--- START OF Records for processing ---

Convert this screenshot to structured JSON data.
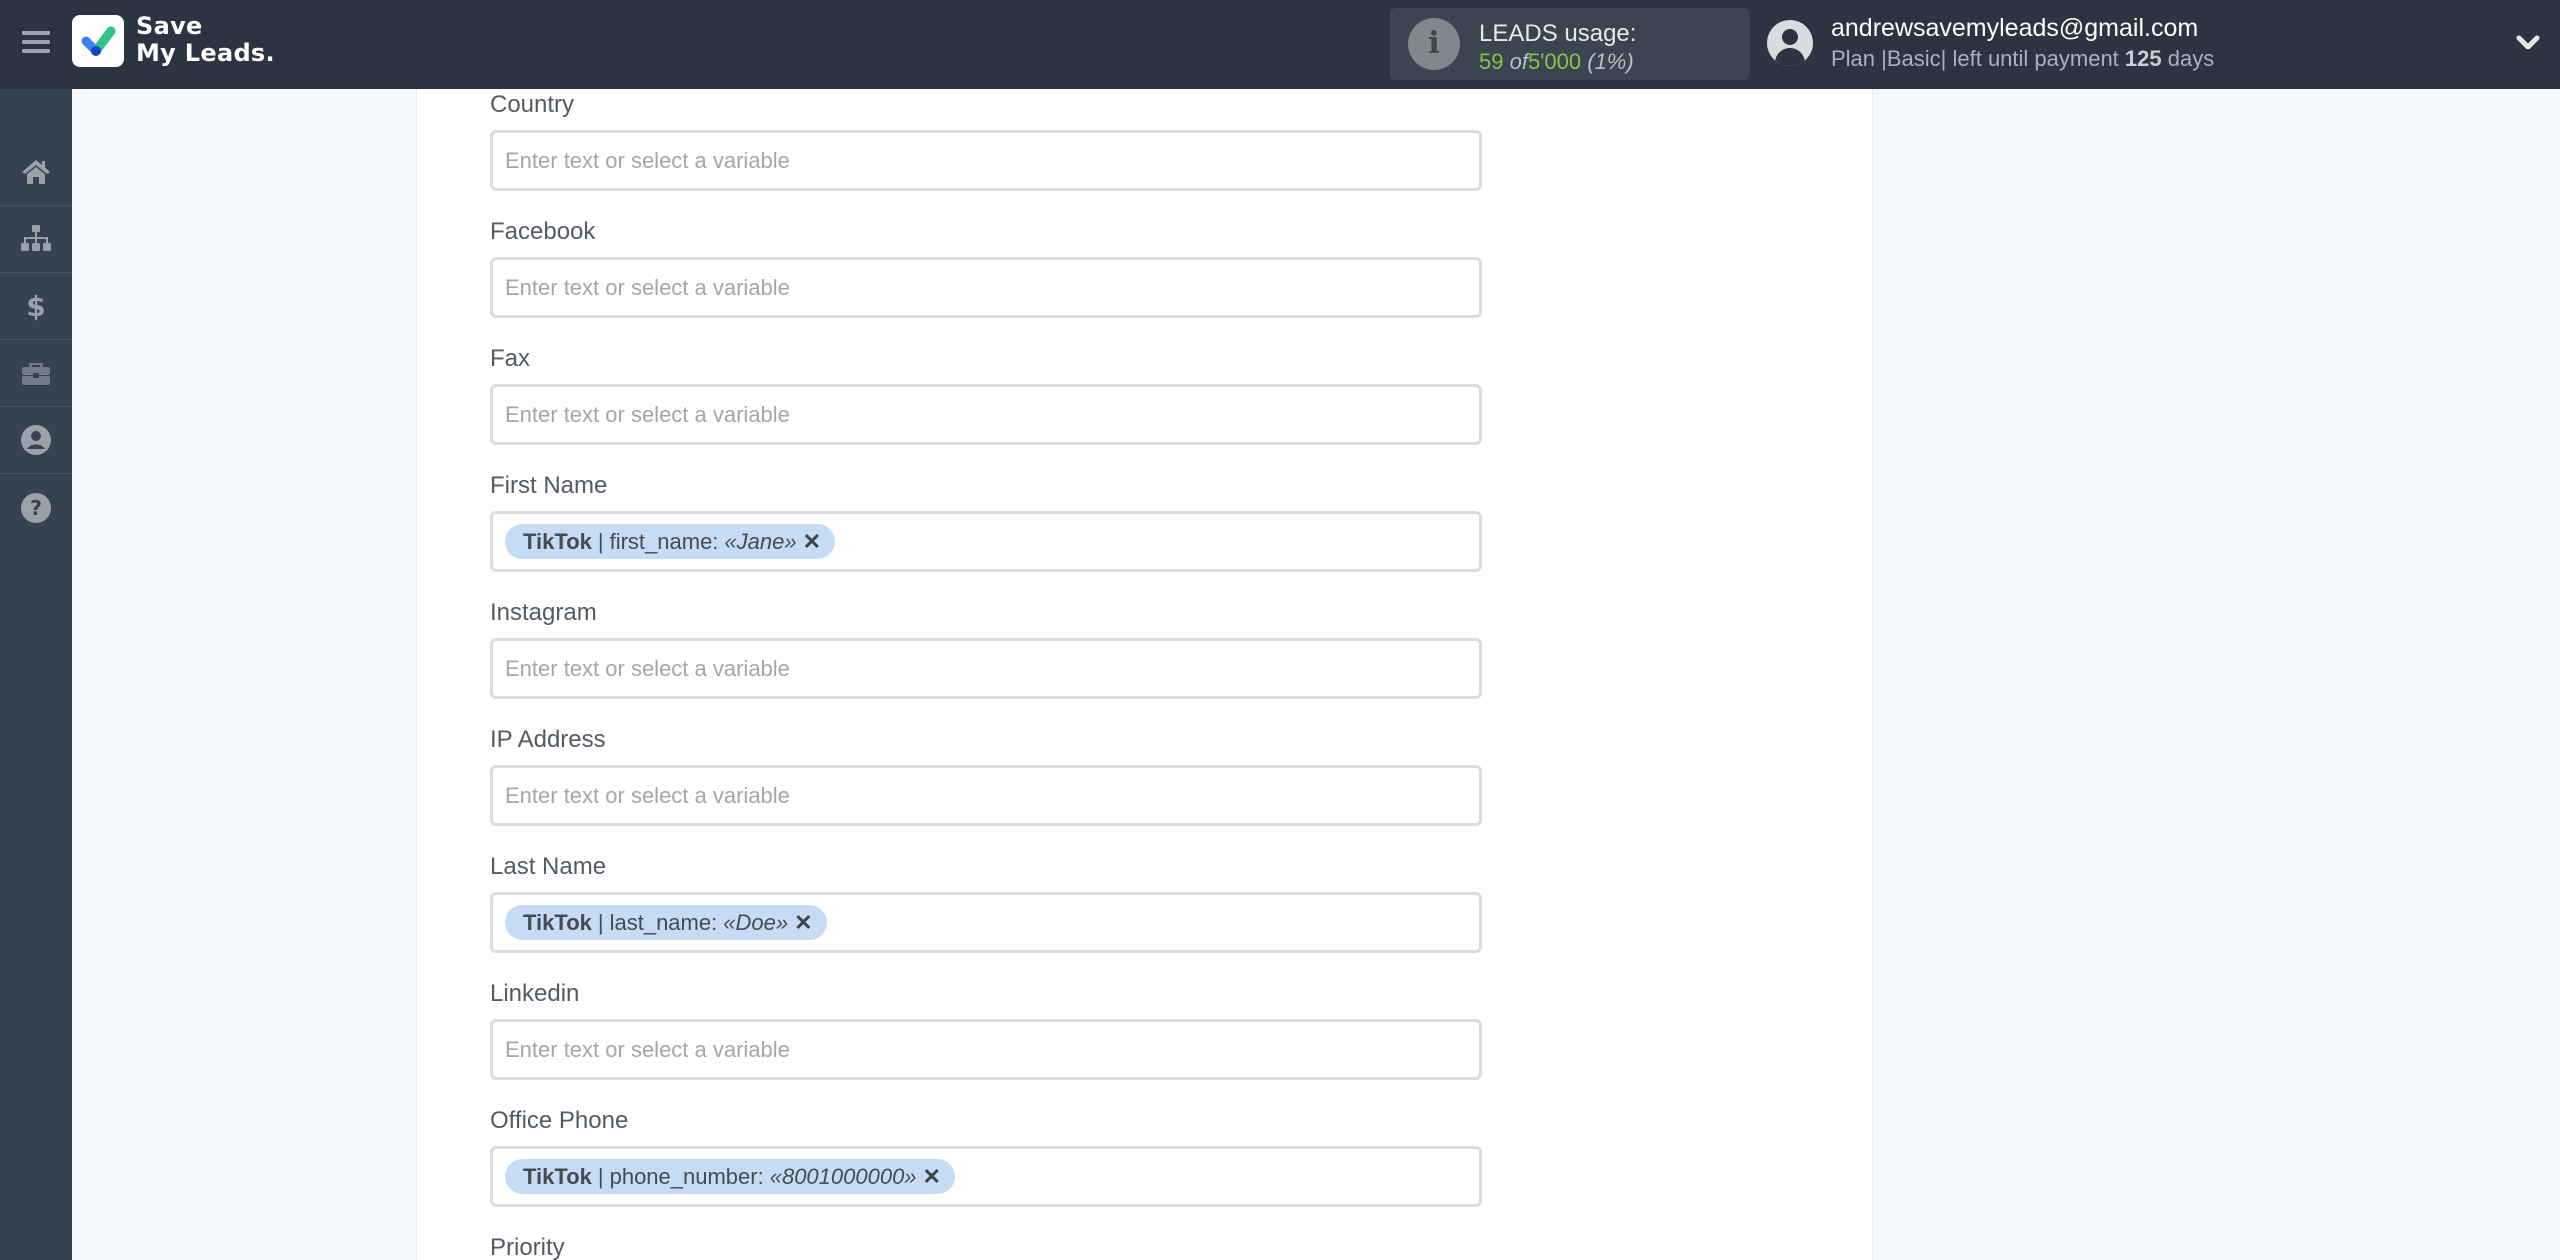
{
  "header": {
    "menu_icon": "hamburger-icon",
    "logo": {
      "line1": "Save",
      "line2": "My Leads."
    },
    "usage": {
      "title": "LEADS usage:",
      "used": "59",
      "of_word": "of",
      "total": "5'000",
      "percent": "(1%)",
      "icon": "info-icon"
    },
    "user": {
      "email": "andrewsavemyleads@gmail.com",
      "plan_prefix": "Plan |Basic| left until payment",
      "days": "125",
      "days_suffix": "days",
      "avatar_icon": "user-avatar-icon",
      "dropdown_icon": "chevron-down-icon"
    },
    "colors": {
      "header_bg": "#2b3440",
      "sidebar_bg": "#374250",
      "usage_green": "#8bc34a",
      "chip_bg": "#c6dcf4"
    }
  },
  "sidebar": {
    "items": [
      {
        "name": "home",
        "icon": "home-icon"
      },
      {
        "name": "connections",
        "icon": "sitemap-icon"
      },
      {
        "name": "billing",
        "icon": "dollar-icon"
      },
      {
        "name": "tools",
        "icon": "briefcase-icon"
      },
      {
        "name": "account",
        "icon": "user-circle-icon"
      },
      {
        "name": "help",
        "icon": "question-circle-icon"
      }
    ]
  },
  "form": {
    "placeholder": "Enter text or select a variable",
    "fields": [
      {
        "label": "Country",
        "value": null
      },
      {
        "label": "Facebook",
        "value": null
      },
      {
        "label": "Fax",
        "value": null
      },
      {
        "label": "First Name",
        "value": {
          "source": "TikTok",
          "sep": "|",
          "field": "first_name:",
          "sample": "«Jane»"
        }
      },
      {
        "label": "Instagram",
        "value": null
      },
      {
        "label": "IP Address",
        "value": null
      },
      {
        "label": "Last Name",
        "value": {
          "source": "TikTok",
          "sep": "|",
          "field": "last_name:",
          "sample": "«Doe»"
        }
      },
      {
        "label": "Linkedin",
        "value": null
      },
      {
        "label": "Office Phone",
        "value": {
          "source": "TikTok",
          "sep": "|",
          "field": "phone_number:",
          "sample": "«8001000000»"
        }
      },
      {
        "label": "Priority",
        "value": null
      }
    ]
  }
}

--- END OF Records for processing ---

_Work instructions_
With the pictures omitted, reproduce the records in full and exactly.

_Response to the task_
Convert this screenshot to structured JSON data.
{
  "header": {
    "menu_icon": "hamburger-icon",
    "logo": {
      "line1": "Save",
      "line2": "My Leads."
    },
    "usage": {
      "title": "LEADS usage:",
      "used": "59",
      "of_word": "of",
      "total": "5'000",
      "percent": "(1%)",
      "icon": "info-icon"
    },
    "user": {
      "email": "andrewsavemyleads@gmail.com",
      "plan_prefix": "Plan |Basic| left until payment",
      "days": "125",
      "days_suffix": "days",
      "avatar_icon": "user-avatar-icon",
      "dropdown_icon": "chevron-down-icon"
    },
    "colors": {
      "header_bg": "#2b3440",
      "sidebar_bg": "#374250",
      "usage_green": "#8bc34a",
      "chip_bg": "#c6dcf4"
    }
  },
  "sidebar": {
    "items": [
      {
        "name": "home",
        "icon": "home-icon"
      },
      {
        "name": "connections",
        "icon": "sitemap-icon"
      },
      {
        "name": "billing",
        "icon": "dollar-icon"
      },
      {
        "name": "tools",
        "icon": "briefcase-icon"
      },
      {
        "name": "account",
        "icon": "user-circle-icon"
      },
      {
        "name": "help",
        "icon": "question-circle-icon"
      }
    ]
  },
  "form": {
    "placeholder": "Enter text or select a variable",
    "fields": [
      {
        "label": "Country",
        "value": null
      },
      {
        "label": "Facebook",
        "value": null
      },
      {
        "label": "Fax",
        "value": null
      },
      {
        "label": "First Name",
        "value": {
          "source": "TikTok",
          "sep": "|",
          "field": "first_name:",
          "sample": "«Jane»"
        }
      },
      {
        "label": "Instagram",
        "value": null
      },
      {
        "label": "IP Address",
        "value": null
      },
      {
        "label": "Last Name",
        "value": {
          "source": "TikTok",
          "sep": "|",
          "field": "last_name:",
          "sample": "«Doe»"
        }
      },
      {
        "label": "Linkedin",
        "value": null
      },
      {
        "label": "Office Phone",
        "value": {
          "source": "TikTok",
          "sep": "|",
          "field": "phone_number:",
          "sample": "«8001000000»"
        }
      },
      {
        "label": "Priority",
        "value": null
      }
    ]
  }
}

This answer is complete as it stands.